Return the rows verbatim, beginning at the line that contains "List each element" and continuing through the line that contains "427, 523, 437]", with both of those lines included. Leave the pictures out of your answer.

### Data rows:
☆ ☆ ☆ ☆

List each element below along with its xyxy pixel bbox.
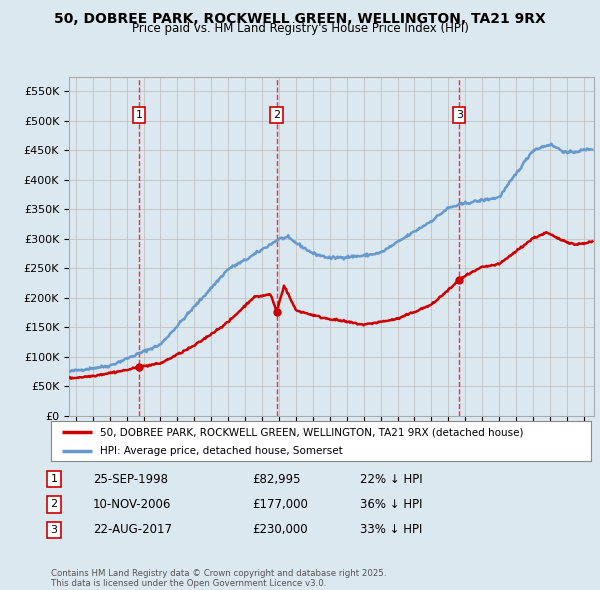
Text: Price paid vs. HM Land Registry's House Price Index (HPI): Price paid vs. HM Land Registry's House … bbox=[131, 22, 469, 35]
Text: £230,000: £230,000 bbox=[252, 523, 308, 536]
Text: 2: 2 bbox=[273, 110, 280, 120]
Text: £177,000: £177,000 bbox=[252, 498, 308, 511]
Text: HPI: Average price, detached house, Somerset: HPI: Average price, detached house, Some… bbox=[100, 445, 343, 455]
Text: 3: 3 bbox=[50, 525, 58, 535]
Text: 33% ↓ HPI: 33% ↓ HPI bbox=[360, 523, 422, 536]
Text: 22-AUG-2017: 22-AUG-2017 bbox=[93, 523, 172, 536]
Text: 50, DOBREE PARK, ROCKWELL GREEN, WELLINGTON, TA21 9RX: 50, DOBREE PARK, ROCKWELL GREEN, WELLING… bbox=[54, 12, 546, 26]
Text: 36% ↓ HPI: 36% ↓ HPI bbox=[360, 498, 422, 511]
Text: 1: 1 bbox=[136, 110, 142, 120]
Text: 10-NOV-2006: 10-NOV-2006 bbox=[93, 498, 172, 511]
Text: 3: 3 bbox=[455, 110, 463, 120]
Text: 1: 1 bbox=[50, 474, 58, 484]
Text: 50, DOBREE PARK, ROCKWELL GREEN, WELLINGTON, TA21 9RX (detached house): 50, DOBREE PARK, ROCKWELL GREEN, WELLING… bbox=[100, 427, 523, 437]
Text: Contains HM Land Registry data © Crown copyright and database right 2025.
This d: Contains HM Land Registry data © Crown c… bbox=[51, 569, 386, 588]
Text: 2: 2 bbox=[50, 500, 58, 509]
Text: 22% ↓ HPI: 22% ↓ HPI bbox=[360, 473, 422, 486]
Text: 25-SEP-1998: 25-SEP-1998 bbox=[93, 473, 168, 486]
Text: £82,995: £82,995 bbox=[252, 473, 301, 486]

☆ ☆ ☆ ☆

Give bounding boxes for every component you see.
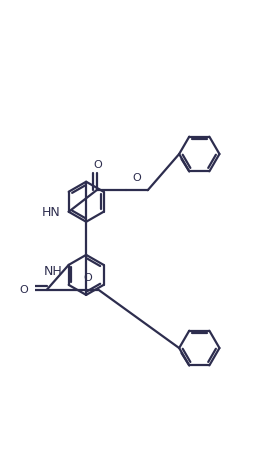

☆ ☆ ☆ ☆

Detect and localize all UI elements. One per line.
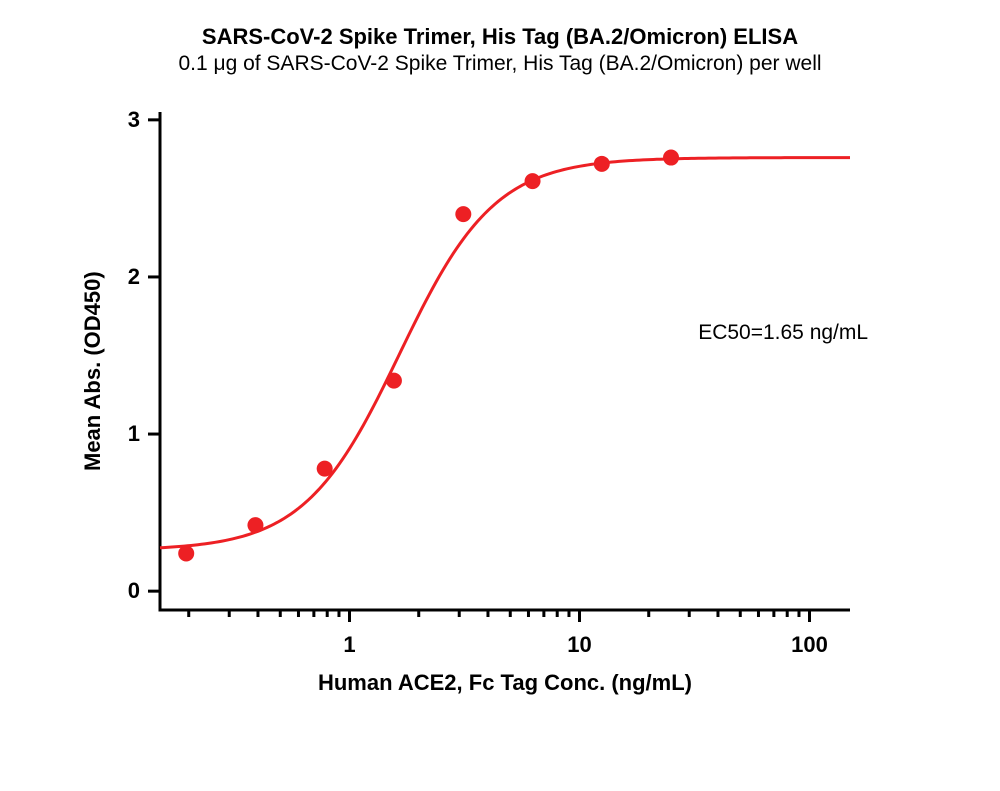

☆ ☆ ☆ ☆

### Result of this exercise:
List each element below along with its xyxy pixel bbox.
Text: Price paid vs. HM Land Registry's House Price Index (HPI): Price paid vs. HM Land Registry's House … bbox=[131, 22, 469, 35]
Text: £230,000: £230,000 bbox=[252, 523, 308, 536]
Text: 2: 2 bbox=[273, 110, 280, 120]
Text: £177,000: £177,000 bbox=[252, 498, 308, 511]
Text: HPI: Average price, detached house, Somerset: HPI: Average price, detached house, Some… bbox=[100, 445, 343, 455]
Text: 3: 3 bbox=[50, 525, 58, 535]
Text: 33% ↓ HPI: 33% ↓ HPI bbox=[360, 523, 422, 536]
Text: 22-AUG-2017: 22-AUG-2017 bbox=[93, 523, 172, 536]
Text: 50, DOBREE PARK, ROCKWELL GREEN, WELLINGTON, TA21 9RX: 50, DOBREE PARK, ROCKWELL GREEN, WELLING… bbox=[54, 12, 546, 26]
Text: 36% ↓ HPI: 36% ↓ HPI bbox=[360, 498, 422, 511]
Text: 1: 1 bbox=[136, 110, 142, 120]
Text: 10-NOV-2006: 10-NOV-2006 bbox=[93, 498, 172, 511]
Text: 3: 3 bbox=[455, 110, 463, 120]
Text: 1: 1 bbox=[50, 474, 58, 484]
Text: 50, DOBREE PARK, ROCKWELL GREEN, WELLINGTON, TA21 9RX (detached house): 50, DOBREE PARK, ROCKWELL GREEN, WELLING… bbox=[100, 427, 523, 437]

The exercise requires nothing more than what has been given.